[Exercise prompt]
Copy the rows below word for word, starting at the line containing "Output each element" and ending at the line containing "bottom-lower-backbone-shadow [57, 529, 1613, 703]", with both of those lines included.

┏━━

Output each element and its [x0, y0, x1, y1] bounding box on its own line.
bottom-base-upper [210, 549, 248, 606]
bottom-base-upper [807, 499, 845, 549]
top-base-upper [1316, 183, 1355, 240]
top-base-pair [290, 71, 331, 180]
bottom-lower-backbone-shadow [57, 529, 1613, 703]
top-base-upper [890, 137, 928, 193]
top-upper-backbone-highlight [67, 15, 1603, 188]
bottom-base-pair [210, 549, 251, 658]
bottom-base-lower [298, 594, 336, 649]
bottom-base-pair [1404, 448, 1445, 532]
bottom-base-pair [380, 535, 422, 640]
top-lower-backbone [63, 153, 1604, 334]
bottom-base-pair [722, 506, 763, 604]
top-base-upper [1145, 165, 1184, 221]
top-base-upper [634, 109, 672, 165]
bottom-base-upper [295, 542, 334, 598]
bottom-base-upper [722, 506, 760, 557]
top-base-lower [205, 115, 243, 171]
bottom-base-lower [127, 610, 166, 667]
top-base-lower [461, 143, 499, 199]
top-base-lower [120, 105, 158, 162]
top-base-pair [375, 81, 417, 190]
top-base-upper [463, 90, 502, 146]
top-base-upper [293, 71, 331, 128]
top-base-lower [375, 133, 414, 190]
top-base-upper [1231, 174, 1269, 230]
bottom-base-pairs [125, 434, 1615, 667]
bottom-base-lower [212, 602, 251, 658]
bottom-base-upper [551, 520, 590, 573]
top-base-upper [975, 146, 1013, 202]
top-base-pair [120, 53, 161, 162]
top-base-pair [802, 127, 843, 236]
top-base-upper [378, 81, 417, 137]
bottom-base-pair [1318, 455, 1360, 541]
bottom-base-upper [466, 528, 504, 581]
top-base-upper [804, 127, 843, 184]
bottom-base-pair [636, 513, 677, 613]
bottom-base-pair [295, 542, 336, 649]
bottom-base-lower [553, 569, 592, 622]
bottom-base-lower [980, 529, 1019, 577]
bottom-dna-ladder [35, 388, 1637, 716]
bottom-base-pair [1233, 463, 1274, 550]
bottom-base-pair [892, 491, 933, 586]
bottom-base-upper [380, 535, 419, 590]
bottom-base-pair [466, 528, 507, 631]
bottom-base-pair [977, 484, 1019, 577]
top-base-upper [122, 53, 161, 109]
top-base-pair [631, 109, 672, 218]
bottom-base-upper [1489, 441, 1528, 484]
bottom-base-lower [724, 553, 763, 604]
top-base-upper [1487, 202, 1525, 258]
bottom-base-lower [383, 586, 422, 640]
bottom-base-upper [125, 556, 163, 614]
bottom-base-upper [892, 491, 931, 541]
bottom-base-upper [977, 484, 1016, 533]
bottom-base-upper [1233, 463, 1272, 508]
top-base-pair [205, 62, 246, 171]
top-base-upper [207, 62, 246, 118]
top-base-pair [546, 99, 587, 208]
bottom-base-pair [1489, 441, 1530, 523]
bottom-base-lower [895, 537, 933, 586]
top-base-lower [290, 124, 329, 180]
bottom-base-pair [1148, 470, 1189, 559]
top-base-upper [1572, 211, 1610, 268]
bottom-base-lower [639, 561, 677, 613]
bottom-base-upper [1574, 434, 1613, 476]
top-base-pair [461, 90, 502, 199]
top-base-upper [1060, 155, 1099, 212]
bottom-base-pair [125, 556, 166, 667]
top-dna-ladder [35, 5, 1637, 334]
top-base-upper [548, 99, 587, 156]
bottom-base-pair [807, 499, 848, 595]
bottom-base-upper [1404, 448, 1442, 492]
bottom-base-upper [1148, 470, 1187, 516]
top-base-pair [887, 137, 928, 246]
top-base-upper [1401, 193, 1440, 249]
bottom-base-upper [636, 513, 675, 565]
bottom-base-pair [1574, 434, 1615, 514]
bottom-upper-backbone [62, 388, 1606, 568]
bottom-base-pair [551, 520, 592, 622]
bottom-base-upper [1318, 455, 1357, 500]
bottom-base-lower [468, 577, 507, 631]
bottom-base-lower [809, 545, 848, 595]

┗━━
┏━━

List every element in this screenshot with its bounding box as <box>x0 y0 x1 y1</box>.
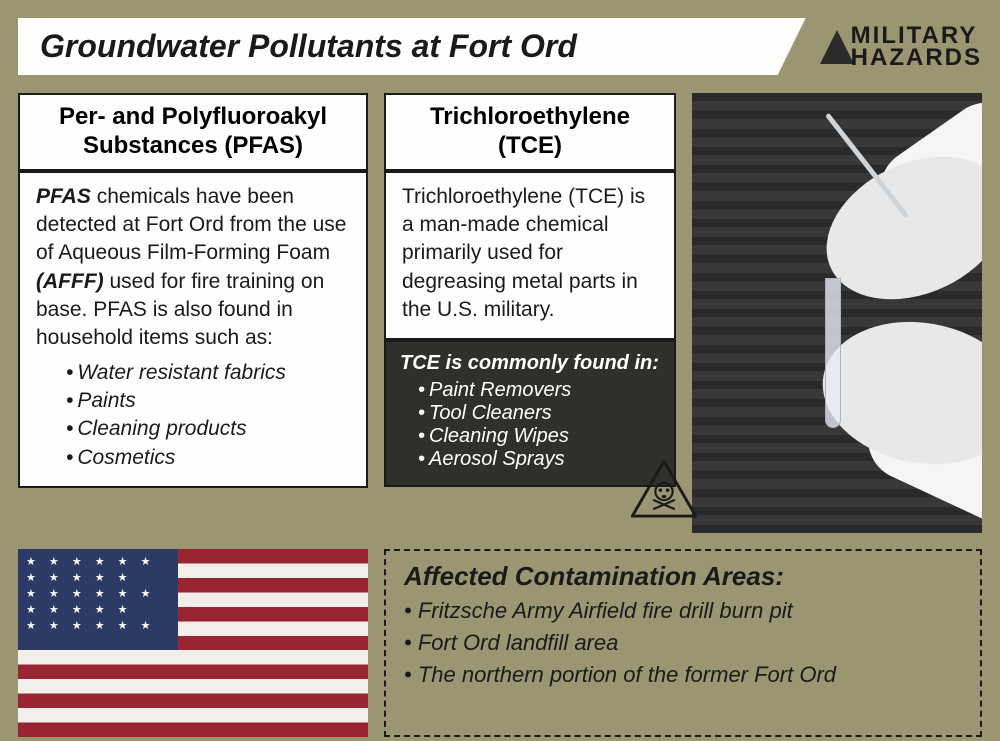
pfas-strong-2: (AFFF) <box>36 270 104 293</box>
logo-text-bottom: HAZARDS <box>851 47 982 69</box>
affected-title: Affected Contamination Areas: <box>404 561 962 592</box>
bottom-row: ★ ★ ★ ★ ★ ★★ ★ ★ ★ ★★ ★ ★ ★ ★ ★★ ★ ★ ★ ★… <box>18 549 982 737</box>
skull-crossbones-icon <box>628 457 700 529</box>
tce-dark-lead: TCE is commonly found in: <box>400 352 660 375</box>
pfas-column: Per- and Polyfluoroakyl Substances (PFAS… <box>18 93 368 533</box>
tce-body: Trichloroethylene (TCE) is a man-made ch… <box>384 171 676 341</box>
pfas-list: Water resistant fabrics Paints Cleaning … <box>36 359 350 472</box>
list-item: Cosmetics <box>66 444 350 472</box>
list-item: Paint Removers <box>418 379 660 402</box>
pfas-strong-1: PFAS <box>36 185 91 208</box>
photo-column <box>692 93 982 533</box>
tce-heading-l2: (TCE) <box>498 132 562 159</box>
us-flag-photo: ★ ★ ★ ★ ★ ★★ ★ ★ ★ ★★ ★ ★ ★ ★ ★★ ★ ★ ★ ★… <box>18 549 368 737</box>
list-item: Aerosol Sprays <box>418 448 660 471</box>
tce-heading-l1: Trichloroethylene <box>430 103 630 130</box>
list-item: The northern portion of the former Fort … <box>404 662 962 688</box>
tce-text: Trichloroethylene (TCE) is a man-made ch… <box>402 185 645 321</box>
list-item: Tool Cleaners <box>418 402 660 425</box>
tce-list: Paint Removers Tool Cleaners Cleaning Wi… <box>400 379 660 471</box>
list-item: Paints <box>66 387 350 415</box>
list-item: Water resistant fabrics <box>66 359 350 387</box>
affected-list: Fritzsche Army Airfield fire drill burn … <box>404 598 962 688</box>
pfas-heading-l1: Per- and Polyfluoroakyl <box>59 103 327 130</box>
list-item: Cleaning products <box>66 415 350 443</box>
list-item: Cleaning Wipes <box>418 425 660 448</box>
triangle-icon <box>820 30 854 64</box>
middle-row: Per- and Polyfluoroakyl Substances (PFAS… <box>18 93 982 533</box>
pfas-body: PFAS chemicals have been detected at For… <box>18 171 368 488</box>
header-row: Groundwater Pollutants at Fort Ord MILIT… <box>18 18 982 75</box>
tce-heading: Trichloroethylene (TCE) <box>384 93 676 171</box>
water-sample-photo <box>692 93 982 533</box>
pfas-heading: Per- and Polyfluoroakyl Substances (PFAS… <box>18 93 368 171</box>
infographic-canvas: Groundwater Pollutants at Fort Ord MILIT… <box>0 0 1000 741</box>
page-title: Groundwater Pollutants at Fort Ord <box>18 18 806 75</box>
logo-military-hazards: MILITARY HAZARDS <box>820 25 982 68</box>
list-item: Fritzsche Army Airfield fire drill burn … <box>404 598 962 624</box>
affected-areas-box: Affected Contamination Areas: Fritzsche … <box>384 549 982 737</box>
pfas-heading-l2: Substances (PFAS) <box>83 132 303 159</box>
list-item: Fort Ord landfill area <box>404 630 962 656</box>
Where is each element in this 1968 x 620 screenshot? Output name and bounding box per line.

┗━━
┏━━

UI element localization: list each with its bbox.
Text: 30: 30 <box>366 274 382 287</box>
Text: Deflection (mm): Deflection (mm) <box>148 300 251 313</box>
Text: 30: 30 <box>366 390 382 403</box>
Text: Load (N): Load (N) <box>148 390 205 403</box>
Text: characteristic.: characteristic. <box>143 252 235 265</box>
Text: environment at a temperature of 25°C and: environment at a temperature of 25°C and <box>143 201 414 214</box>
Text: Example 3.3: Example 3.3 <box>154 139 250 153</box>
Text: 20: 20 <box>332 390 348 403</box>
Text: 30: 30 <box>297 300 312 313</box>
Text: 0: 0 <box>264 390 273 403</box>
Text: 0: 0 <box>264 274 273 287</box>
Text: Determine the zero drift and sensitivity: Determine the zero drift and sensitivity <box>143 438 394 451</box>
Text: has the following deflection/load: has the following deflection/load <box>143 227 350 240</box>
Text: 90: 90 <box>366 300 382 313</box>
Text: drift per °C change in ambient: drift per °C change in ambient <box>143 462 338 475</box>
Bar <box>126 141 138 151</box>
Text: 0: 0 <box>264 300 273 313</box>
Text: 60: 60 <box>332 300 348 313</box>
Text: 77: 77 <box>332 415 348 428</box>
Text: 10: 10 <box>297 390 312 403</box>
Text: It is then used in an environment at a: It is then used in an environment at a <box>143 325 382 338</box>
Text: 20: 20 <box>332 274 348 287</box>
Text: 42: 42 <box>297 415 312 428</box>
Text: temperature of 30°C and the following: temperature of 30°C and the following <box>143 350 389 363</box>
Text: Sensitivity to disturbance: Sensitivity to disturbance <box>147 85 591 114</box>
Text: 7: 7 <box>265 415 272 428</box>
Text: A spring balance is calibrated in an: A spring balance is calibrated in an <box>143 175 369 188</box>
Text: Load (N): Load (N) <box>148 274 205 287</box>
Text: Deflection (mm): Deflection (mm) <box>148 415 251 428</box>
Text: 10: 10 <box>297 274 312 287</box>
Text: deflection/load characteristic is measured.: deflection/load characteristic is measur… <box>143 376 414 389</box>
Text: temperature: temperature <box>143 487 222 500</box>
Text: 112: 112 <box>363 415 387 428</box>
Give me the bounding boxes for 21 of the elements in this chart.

┗━━

[Result of this exercise]
Output each element and its [x0, y0, x1, y1] bounding box on its own line.
bottom-base-upper [210, 549, 248, 606]
bottom-base-upper [807, 499, 845, 549]
top-base-upper [1316, 183, 1355, 240]
top-base-pair [290, 71, 331, 180]
bottom-lower-backbone-shadow [57, 529, 1613, 703]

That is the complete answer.